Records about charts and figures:
================

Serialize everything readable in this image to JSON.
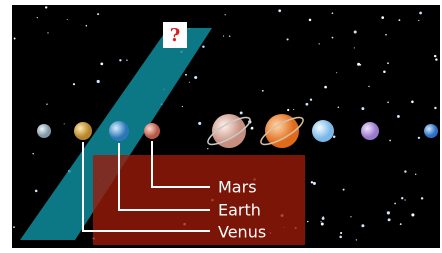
{
  "question": "?",
  "labels": {
    "mars": "Mars",
    "earth": "Earth",
    "venus": "Venus"
  }
}
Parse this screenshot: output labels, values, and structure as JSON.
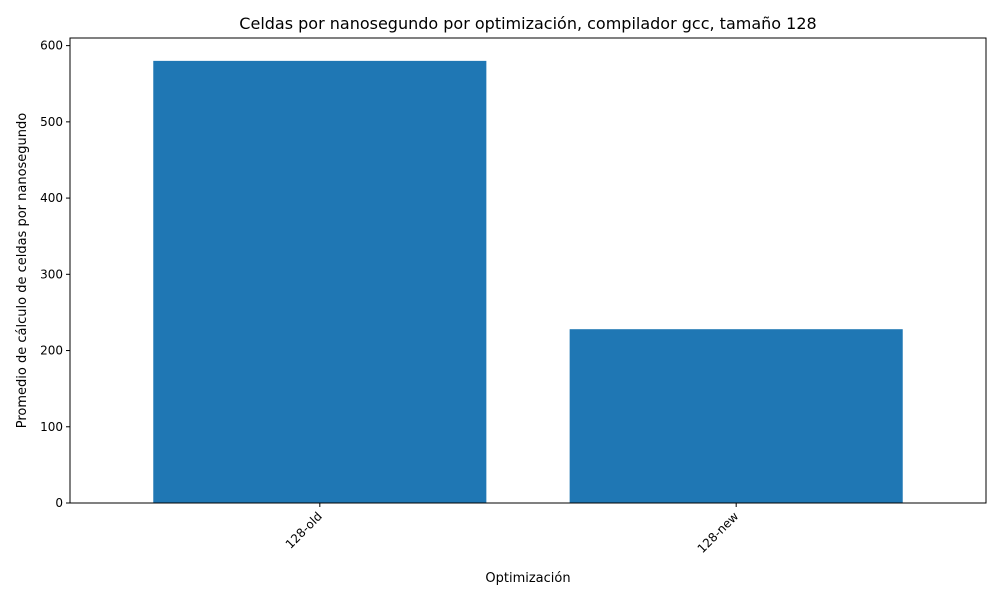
{
  "chart_data": {
    "type": "bar",
    "title": "Celdas por nanosegundo por optimización, compilador gcc, tamaño 128",
    "xlabel": "Optimización",
    "ylabel": "Promedio de cálculo de celdas por nanosegundo",
    "categories": [
      "128-old",
      "128-new"
    ],
    "values": [
      580,
      228
    ],
    "ylim": [
      0,
      610
    ],
    "yticks": [
      0,
      100,
      200,
      300,
      400,
      500,
      600
    ],
    "bar_color": "#1f77b4",
    "grid": false,
    "x_tick_rotation": 45
  }
}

================

None of the pictures should appear; repeat the records exactly otherwise.

Serialize everything readable in this image to JSON.
{
  "question": "?",
  "labels": {
    "mars": "Mars",
    "earth": "Earth",
    "venus": "Venus"
  }
}
Parse this screenshot: output labels, values, and structure as JSON.
{
  "chart_data": {
    "type": "bar",
    "title": "Celdas por nanosegundo por optimización, compilador gcc, tamaño 128",
    "xlabel": "Optimización",
    "ylabel": "Promedio de cálculo de celdas por nanosegundo",
    "categories": [
      "128-old",
      "128-new"
    ],
    "values": [
      580,
      228
    ],
    "ylim": [
      0,
      610
    ],
    "yticks": [
      0,
      100,
      200,
      300,
      400,
      500,
      600
    ],
    "bar_color": "#1f77b4",
    "grid": false,
    "x_tick_rotation": 45
  }
}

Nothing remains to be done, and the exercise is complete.